## Start
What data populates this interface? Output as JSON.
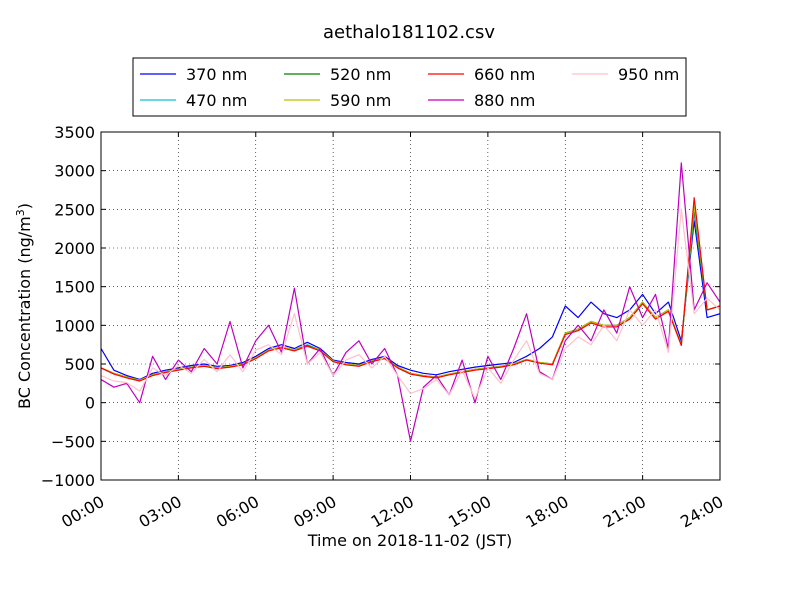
{
  "chart_data": {
    "type": "line",
    "title": "aethalo181102.csv",
    "xlabel": "Time on 2018-11-02 (JST)",
    "ylabel_main": "BC Concentration (ng/m",
    "ylabel_sup": "3",
    "ylabel_close": ")",
    "xlim_hours": [
      0,
      24
    ],
    "ylim": [
      -1000,
      3500
    ],
    "xtick_labels": [
      "00:00",
      "03:00",
      "06:00",
      "09:00",
      "12:00",
      "15:00",
      "18:00",
      "21:00",
      "24:00"
    ],
    "ytick_labels": [
      "3500",
      "3000",
      "2500",
      "2000",
      "1500",
      "1000",
      "500",
      "0",
      "−500",
      "−1000"
    ],
    "yticks": [
      3500,
      3000,
      2500,
      2000,
      1500,
      1000,
      500,
      0,
      -500,
      -1000
    ],
    "grid": true,
    "legend_position": "top, above plot",
    "x_hours": [
      0.0,
      0.5,
      1.0,
      1.5,
      2.0,
      2.5,
      3.0,
      3.5,
      4.0,
      4.5,
      5.0,
      5.5,
      6.0,
      6.5,
      7.0,
      7.5,
      8.0,
      8.5,
      9.0,
      9.5,
      10.0,
      10.5,
      11.0,
      11.5,
      12.0,
      12.5,
      13.0,
      13.5,
      14.0,
      14.5,
      15.0,
      15.5,
      16.0,
      16.5,
      17.0,
      17.5,
      18.0,
      18.5,
      19.0,
      19.5,
      20.0,
      20.5,
      21.0,
      21.5,
      22.0,
      22.5,
      23.0,
      23.5,
      24.0
    ],
    "series": [
      {
        "name": "370 nm",
        "color": "#0000ff",
        "values": [
          700,
          420,
          350,
          300,
          380,
          420,
          450,
          480,
          500,
          470,
          480,
          520,
          600,
          700,
          750,
          700,
          780,
          700,
          550,
          520,
          500,
          560,
          600,
          480,
          420,
          380,
          360,
          400,
          430,
          460,
          480,
          500,
          520,
          600,
          700,
          850,
          1250,
          1100,
          1300,
          1150,
          1100,
          1200,
          1400,
          1150,
          1300,
          800,
          2350,
          1100,
          1150
        ]
      },
      {
        "name": "470 nm",
        "color": "#17becf",
        "values": [
          450,
          380,
          330,
          290,
          360,
          400,
          430,
          460,
          480,
          450,
          470,
          500,
          580,
          680,
          720,
          680,
          750,
          680,
          540,
          500,
          480,
          540,
          580,
          460,
          380,
          350,
          330,
          370,
          400,
          430,
          450,
          470,
          500,
          560,
          520,
          500,
          900,
          950,
          1050,
          1000,
          1000,
          1100,
          1300,
          1100,
          1200,
          750,
          2450,
          1200,
          1250
        ]
      },
      {
        "name": "520 nm",
        "color": "#008000",
        "values": [
          450,
          380,
          330,
          290,
          360,
          400,
          430,
          460,
          480,
          450,
          470,
          500,
          580,
          680,
          720,
          680,
          740,
          680,
          540,
          500,
          480,
          540,
          580,
          460,
          380,
          350,
          330,
          370,
          400,
          430,
          450,
          470,
          500,
          560,
          520,
          500,
          900,
          950,
          1050,
          1000,
          1000,
          1100,
          1300,
          1100,
          1200,
          750,
          2500,
          1200,
          1250
        ]
      },
      {
        "name": "590 nm",
        "color": "#bfbf00",
        "values": [
          450,
          380,
          330,
          290,
          360,
          400,
          430,
          460,
          480,
          450,
          470,
          500,
          580,
          680,
          720,
          680,
          730,
          680,
          540,
          500,
          480,
          540,
          580,
          460,
          380,
          350,
          330,
          370,
          400,
          430,
          450,
          470,
          500,
          560,
          520,
          500,
          900,
          950,
          1050,
          1000,
          1000,
          1100,
          1300,
          1100,
          1200,
          750,
          2550,
          1200,
          1250
        ]
      },
      {
        "name": "660 nm",
        "color": "#ff0000",
        "values": [
          450,
          370,
          320,
          280,
          350,
          390,
          420,
          450,
          470,
          440,
          460,
          490,
          570,
          670,
          710,
          670,
          730,
          670,
          530,
          490,
          470,
          530,
          570,
          450,
          370,
          340,
          320,
          360,
          390,
          420,
          440,
          460,
          490,
          550,
          510,
          490,
          880,
          930,
          1030,
          980,
          980,
          1080,
          1280,
          1080,
          1180,
          740,
          2650,
          1200,
          1250
        ]
      },
      {
        "name": "880 nm",
        "color": "#bf00bf",
        "values": [
          300,
          200,
          250,
          0,
          600,
          300,
          550,
          400,
          700,
          500,
          1050,
          450,
          800,
          1000,
          650,
          1480,
          500,
          700,
          350,
          650,
          800,
          500,
          700,
          350,
          -500,
          200,
          350,
          100,
          550,
          0,
          600,
          300,
          700,
          1150,
          400,
          300,
          800,
          1000,
          800,
          1200,
          900,
          1500,
          1100,
          1400,
          700,
          3100,
          1200,
          1550,
          1300
        ]
      },
      {
        "name": "950 nm",
        "color": "#ffc0cb",
        "values": [
          350,
          280,
          260,
          150,
          450,
          350,
          480,
          380,
          560,
          400,
          620,
          400,
          680,
          750,
          620,
          1150,
          500,
          650,
          350,
          550,
          620,
          450,
          600,
          350,
          120,
          180,
          300,
          100,
          420,
          50,
          450,
          250,
          550,
          800,
          380,
          300,
          700,
          850,
          750,
          1000,
          800,
          1200,
          1000,
          1200,
          650,
          2500,
          1150,
          1350,
          1200
        ]
      }
    ]
  }
}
## End
→ **What is expected**: Check each line of the records for the word "color", and show the lines that contain it.

→ **Task solution**:
        "color": "#0000ff",
        "color": "#17becf",
        "color": "#008000",
        "color": "#bfbf00",
        "color": "#ff0000",
        "color": "#bf00bf",
        "color": "#ffc0cb",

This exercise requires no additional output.